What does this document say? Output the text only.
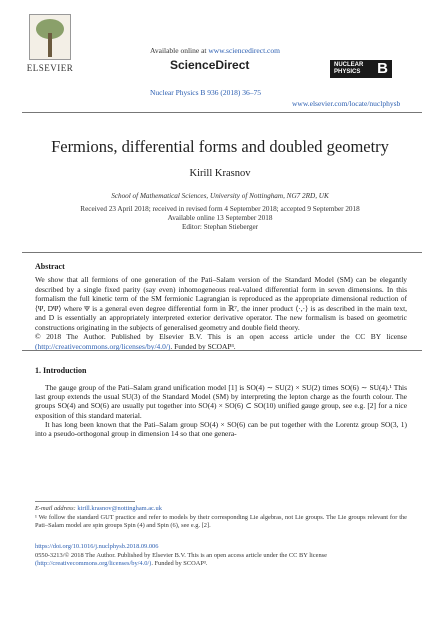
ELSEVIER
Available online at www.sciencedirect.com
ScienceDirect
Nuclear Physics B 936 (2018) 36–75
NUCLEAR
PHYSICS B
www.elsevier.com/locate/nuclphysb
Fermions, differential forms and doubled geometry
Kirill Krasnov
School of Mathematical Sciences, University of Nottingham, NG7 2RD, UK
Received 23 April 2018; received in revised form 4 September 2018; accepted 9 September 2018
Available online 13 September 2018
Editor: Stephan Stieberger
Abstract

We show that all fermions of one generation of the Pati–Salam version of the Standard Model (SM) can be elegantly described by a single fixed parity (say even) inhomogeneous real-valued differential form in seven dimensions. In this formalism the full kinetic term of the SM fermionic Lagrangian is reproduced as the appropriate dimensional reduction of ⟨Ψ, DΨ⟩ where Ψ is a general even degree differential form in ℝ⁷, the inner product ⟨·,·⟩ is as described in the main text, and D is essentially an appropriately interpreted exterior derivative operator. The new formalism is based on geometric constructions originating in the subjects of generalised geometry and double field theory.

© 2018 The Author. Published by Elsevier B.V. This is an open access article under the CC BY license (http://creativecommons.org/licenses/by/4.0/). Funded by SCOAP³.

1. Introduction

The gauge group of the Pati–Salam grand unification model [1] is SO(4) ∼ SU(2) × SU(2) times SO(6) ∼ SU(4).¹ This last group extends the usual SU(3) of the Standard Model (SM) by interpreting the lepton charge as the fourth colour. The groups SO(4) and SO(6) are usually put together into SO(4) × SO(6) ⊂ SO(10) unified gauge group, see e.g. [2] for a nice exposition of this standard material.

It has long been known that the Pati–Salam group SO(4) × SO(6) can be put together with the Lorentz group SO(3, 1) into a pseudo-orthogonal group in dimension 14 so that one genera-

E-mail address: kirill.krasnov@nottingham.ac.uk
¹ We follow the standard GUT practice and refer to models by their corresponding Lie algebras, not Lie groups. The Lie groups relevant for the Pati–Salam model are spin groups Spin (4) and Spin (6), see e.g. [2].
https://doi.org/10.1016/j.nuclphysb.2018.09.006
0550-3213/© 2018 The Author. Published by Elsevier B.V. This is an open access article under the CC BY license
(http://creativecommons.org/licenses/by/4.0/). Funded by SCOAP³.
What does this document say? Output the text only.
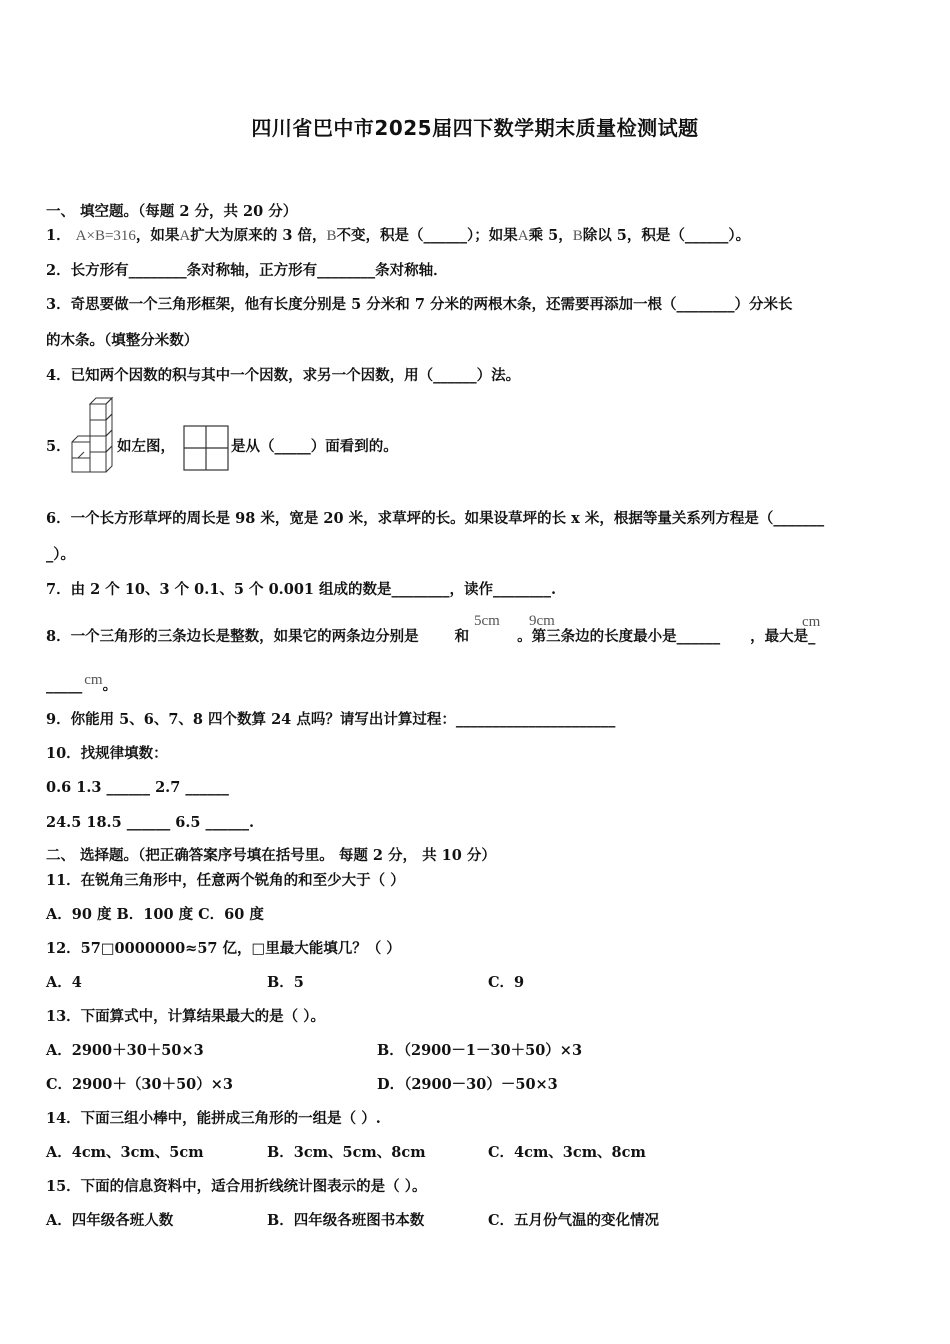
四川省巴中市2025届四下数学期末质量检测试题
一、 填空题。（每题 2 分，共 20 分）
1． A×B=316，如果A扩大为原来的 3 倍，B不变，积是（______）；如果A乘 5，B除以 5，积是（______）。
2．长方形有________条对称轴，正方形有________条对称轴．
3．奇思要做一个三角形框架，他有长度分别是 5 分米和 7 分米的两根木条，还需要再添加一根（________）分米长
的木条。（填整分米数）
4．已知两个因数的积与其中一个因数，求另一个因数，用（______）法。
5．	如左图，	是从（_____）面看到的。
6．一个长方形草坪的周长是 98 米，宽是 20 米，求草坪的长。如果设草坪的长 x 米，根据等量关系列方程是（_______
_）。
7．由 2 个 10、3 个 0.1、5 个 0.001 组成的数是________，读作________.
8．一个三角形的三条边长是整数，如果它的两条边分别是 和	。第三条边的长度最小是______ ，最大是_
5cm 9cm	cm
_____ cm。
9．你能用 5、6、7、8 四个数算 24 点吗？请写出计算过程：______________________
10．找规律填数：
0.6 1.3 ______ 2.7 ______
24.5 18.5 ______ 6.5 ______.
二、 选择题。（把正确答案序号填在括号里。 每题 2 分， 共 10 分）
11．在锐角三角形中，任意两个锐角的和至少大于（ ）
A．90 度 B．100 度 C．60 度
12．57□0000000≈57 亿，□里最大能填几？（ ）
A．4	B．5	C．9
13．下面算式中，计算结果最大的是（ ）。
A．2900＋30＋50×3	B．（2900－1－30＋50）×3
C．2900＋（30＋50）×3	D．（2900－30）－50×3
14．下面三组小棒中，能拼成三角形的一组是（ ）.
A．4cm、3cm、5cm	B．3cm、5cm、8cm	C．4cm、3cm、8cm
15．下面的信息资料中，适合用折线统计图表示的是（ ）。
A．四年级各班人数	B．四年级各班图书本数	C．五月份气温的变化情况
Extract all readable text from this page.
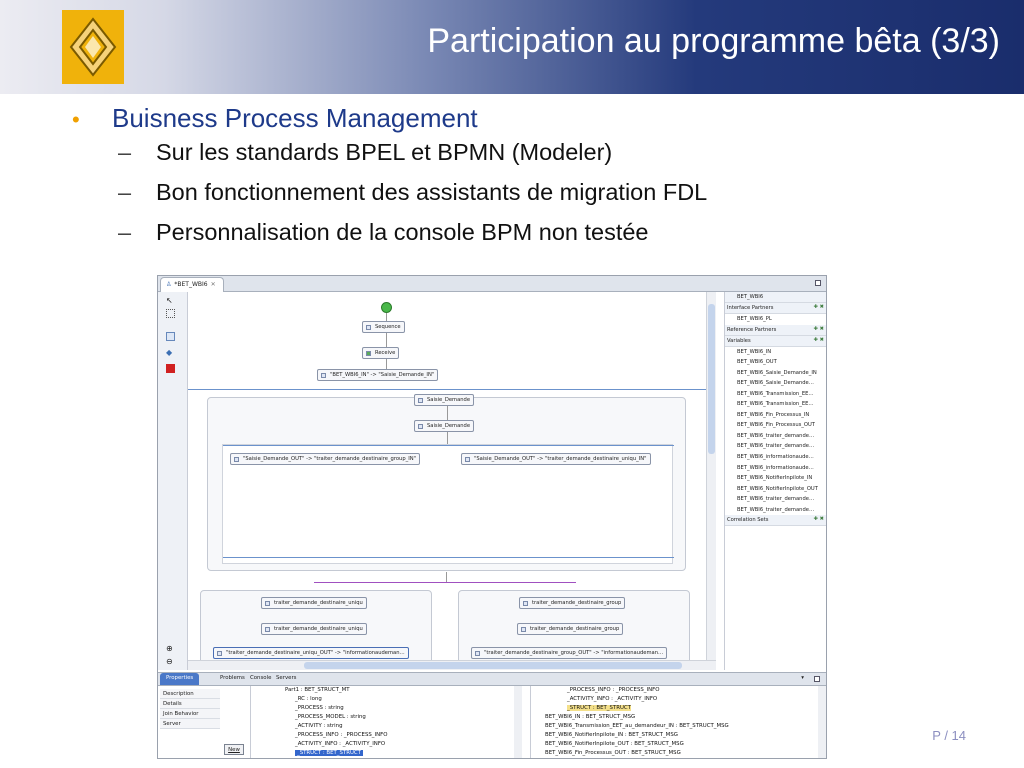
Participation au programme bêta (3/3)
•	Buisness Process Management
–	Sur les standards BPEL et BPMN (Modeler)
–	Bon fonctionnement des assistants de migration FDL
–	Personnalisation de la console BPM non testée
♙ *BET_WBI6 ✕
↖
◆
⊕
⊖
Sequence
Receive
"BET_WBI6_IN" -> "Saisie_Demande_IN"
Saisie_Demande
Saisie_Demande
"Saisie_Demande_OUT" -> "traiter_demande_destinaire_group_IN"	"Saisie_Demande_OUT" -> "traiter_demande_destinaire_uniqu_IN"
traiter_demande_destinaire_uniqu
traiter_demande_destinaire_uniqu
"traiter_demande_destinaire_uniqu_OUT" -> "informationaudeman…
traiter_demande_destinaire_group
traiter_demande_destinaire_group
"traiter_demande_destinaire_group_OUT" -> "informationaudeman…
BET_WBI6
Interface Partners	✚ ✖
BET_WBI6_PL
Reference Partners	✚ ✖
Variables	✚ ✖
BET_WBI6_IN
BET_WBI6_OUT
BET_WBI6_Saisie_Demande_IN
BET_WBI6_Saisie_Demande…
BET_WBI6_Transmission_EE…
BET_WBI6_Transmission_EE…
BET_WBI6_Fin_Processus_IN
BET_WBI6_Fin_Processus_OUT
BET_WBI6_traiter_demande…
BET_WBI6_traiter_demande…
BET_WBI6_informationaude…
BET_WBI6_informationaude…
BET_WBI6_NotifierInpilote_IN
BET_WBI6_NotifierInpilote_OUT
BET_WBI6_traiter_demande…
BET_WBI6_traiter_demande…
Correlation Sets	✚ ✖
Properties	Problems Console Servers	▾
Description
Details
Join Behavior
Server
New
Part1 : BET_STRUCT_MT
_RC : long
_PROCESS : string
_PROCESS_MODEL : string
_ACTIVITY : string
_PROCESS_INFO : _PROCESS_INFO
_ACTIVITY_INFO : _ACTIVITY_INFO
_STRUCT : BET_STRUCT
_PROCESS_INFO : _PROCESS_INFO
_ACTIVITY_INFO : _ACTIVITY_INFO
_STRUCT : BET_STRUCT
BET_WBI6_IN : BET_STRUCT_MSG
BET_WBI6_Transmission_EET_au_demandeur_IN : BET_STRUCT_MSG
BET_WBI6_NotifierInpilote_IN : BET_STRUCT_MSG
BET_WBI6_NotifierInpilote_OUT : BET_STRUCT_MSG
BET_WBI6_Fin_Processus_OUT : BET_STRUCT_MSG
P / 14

--

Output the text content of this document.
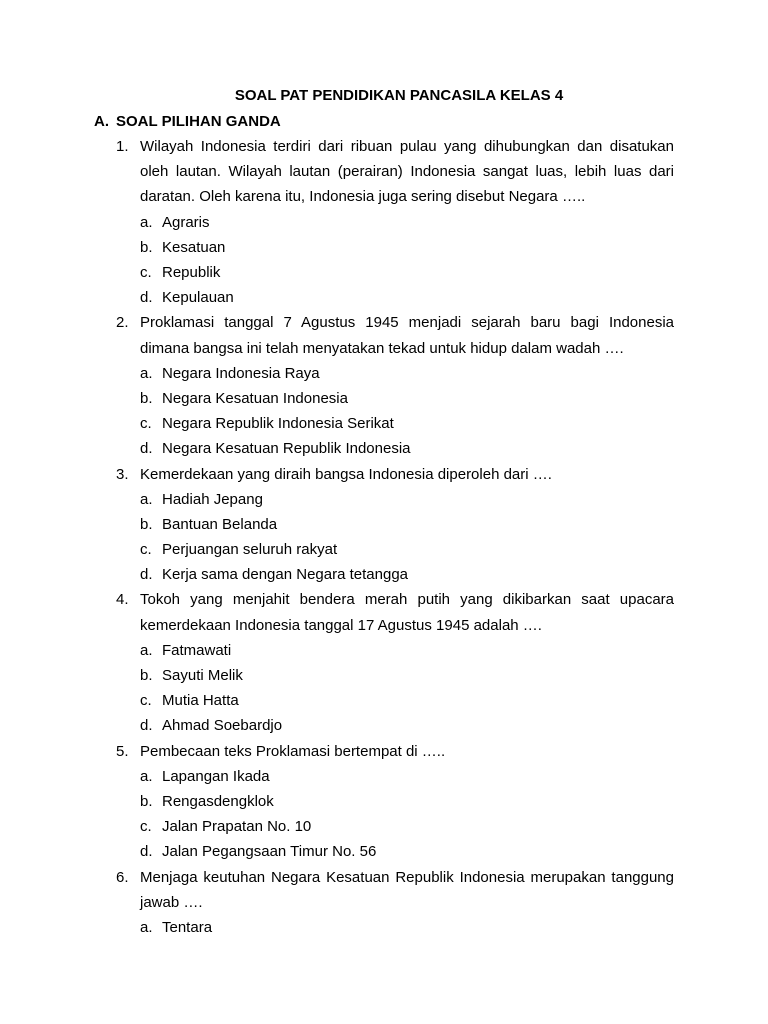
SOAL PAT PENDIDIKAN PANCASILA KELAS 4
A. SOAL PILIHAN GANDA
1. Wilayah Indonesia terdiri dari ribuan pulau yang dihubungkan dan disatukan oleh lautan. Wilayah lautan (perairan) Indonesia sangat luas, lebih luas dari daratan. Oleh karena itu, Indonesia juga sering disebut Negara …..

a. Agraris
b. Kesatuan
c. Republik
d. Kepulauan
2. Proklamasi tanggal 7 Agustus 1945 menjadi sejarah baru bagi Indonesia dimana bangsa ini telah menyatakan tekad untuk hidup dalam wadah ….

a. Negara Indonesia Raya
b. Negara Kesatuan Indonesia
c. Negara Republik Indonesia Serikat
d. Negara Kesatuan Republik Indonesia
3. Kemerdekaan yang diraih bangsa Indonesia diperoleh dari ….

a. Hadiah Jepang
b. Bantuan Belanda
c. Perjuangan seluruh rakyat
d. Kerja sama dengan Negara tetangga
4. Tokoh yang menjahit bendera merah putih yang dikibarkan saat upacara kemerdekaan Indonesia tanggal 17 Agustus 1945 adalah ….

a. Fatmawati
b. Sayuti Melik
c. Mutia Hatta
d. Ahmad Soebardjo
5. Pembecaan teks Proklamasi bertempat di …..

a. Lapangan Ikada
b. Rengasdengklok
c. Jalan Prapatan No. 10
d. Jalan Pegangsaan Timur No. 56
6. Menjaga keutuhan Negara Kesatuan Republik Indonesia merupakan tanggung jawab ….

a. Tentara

Task directions
Search the records for the word "nuclphysb" and copy every line where it occurs.

Completed exercise
www.elsevier.com/locate/nuclphysb
https://doi.org/10.1016/j.nuclphysb.2018.09.006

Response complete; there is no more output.